◆ Task goal
Quote each line of the material verbatim, without the pictures.

══ Dataset excerpts

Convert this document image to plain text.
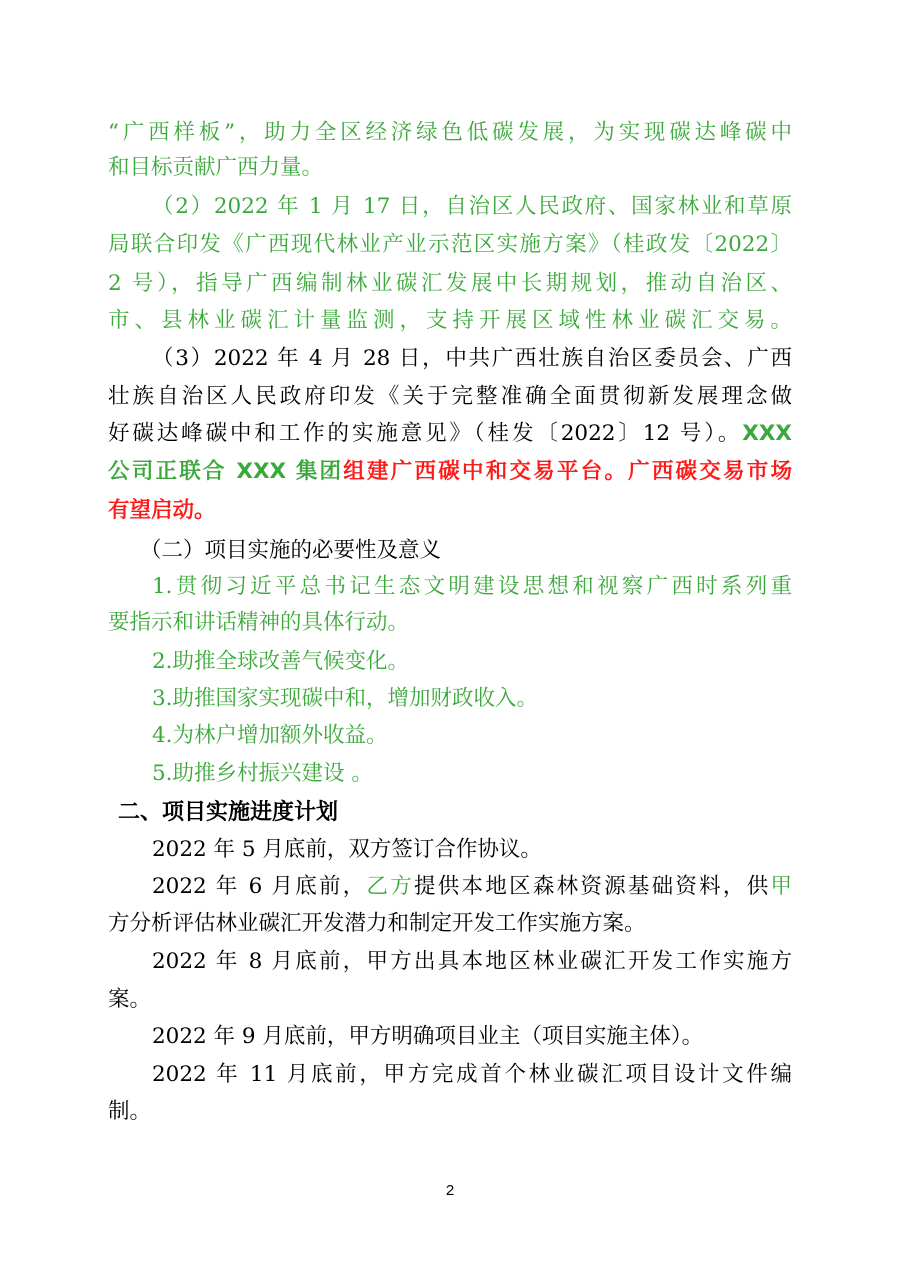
“广西样板”，助力全区经济绿色低碳发展，为实现碳达峰碳中
和目标贡献广西力量。
（2）2022 年 1 月 17 日，自治区人民政府、国家林业和草原
局联合印发《广西现代林业产业示范区实施方案》（桂政发〔2022〕
2 号），指导广西编制林业碳汇发展中长期规划，推动自治区、
市、县林业碳汇计量监测，支持开展区域性林业碳汇交易。
（3）2022 年 4 月 28 日，中共广西壮族自治区委员会、广西
壮族自治区人民政府印发《关于完整准确全面贯彻新发展理念做
好碳达峰碳中和工作的实施意见》（桂发〔2022〕12 号）。XXX
公司正联合 XXX 集团组建广西碳中和交易平台。广西碳交易市场
有望启动。
（二）项目实施的必要性及意义
1.贯彻习近平总书记生态文明建设思想和视察广西时系列重
要指示和讲话精神的具体行动。
2.助推全球改善气候变化。
3.助推国家实现碳中和，增加财政收入。
4.为林户增加额外收益。
5.助推乡村振兴建设 。
二、项目实施进度计划
2022 年 5 月底前，双方签订合作协议。
2022 年 6 月底前，乙方提供本地区森林资源基础资料，供甲
方分析评估林业碳汇开发潜力和制定开发工作实施方案。
2022 年 8 月底前，甲方出具本地区林业碳汇开发工作实施方
案。
2022 年 9 月底前，甲方明确项目业主（项目实施主体）。
2022 年 11 月底前，甲方完成首个林业碳汇项目设计文件编
制。
2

════

◆ Result of this exercise
Convert this document image to plain text.
“广西样板”，助力全区经济绿色低碳发展，为实现碳达峰碳中
和目标贡献广西力量。
（2）2022 年 1 月 17 日，自治区人民政府、国家林业和草原
局联合印发《广西现代林业产业示范区实施方案》（桂政发〔2022〕
2 号），指导广西编制林业碳汇发展中长期规划，推动自治区、
市、县林业碳汇计量监测，支持开展区域性林业碳汇交易。
（3）2022 年 4 月 28 日，中共广西壮族自治区委员会、广西
壮族自治区人民政府印发《关于完整准确全面贯彻新发展理念做
好碳达峰碳中和工作的实施意见》（桂发〔2022〕12 号）。XXX
公司正联合 XXX 集团组建广西碳中和交易平台。广西碳交易市场
有望启动。
（二）项目实施的必要性及意义
1.贯彻习近平总书记生态文明建设思想和视察广西时系列重
要指示和讲话精神的具体行动。
2.助推全球改善气候变化。
3.助推国家实现碳中和，增加财政收入。
4.为林户增加额外收益。
5.助推乡村振兴建设 。
二、项目实施进度计划
2022 年 5 月底前，双方签订合作协议。
2022 年 6 月底前，乙方提供本地区森林资源基础资料，供甲
方分析评估林业碳汇开发潜力和制定开发工作实施方案。
2022 年 8 月底前，甲方出具本地区林业碳汇开发工作实施方
案。
2022 年 9 月底前，甲方明确项目业主（项目实施主体）。
2022 年 11 月底前，甲方完成首个林业碳汇项目设计文件编
制。
2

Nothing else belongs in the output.